» Exercise details: Set down each record exactly as written.

» Data rows:
━━━━━━

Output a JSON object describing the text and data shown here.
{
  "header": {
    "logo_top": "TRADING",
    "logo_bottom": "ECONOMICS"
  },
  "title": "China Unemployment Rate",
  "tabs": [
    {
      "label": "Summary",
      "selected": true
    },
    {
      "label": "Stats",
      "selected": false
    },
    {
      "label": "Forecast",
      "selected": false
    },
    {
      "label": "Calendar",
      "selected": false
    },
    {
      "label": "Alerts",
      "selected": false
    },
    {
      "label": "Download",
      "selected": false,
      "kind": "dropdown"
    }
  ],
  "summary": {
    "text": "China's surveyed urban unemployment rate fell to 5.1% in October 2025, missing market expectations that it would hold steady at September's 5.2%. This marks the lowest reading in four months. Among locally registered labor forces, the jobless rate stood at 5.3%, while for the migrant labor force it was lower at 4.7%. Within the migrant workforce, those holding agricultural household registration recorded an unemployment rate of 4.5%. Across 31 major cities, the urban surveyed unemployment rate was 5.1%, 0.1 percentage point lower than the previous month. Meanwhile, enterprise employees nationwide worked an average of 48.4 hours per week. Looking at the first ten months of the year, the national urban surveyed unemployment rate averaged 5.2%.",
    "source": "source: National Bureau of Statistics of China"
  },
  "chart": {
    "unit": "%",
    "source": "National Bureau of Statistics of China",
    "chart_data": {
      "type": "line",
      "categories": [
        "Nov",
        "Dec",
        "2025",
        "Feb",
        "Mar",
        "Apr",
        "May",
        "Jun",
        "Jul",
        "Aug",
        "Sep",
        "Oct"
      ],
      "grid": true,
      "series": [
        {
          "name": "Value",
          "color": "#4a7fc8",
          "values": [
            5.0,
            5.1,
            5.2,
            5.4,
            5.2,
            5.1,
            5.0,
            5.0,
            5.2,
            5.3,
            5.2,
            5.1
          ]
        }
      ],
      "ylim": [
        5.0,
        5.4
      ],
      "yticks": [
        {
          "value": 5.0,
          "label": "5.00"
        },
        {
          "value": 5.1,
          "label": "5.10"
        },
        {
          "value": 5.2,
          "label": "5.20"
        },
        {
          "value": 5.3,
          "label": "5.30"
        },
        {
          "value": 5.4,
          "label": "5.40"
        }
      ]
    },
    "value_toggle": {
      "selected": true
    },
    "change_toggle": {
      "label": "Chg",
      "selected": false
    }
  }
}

━━━━━━

» The reply:
Output a JSON object describing the text and data shown here.
{
  "header": {
    "logo_top": "TRADING",
    "logo_bottom": "ECONOMICS"
  },
  "title": "China Unemployment Rate",
  "tabs": [
    {
      "label": "Summary",
      "selected": true
    },
    {
      "label": "Stats",
      "selected": false
    },
    {
      "label": "Forecast",
      "selected": false
    },
    {
      "label": "Calendar",
      "selected": false
    },
    {
      "label": "Alerts",
      "selected": false
    },
    {
      "label": "Download",
      "selected": false,
      "kind": "dropdown"
    }
  ],
  "summary": {
    "text": "China's surveyed urban unemployment rate fell to 5.1% in October 2025, missing market expectations that it would hold steady at September's 5.2%. This marks the lowest reading in four months. Among locally registered labor forces, the jobless rate stood at 5.3%, while for the migrant labor force it was lower at 4.7%. Within the migrant workforce, those holding agricultural household registration recorded an unemployment rate of 4.5%. Across 31 major cities, the urban surveyed unemployment rate was 5.1%, 0.1 percentage point lower than the previous month. Meanwhile, enterprise employees nationwide worked an average of 48.4 hours per week. Looking at the first ten months of the year, the national urban surveyed unemployment rate averaged 5.2%.",
    "source": "source: National Bureau of Statistics of China"
  },
  "chart": {
    "unit": "%",
    "source": "National Bureau of Statistics of China",
    "chart_data": {
      "type": "line",
      "categories": [
        "Nov",
        "Dec",
        "2025",
        "Feb",
        "Mar",
        "Apr",
        "May",
        "Jun",
        "Jul",
        "Aug",
        "Sep",
        "Oct"
      ],
      "grid": true,
      "series": [
        {
          "name": "Value",
          "color": "#4a7fc8",
          "values": [
            5.0,
            5.1,
            5.2,
            5.4,
            5.2,
            5.1,
            5.0,
            5.0,
            5.2,
            5.3,
            5.2,
            5.1
          ]
        }
      ],
      "ylim": [
        5.0,
        5.4
      ],
      "yticks": [
        {
          "value": 5.0,
          "label": "5.00"
        },
        {
          "value": 5.1,
          "label": "5.10"
        },
        {
          "value": 5.2,
          "label": "5.20"
        },
        {
          "value": 5.3,
          "label": "5.30"
        },
        {
          "value": 5.4,
          "label": "5.40"
        }
      ]
    },
    "value_toggle": {
      "selected": true
    },
    "change_toggle": {
      "label": "Chg",
      "selected": false
    }
  }
}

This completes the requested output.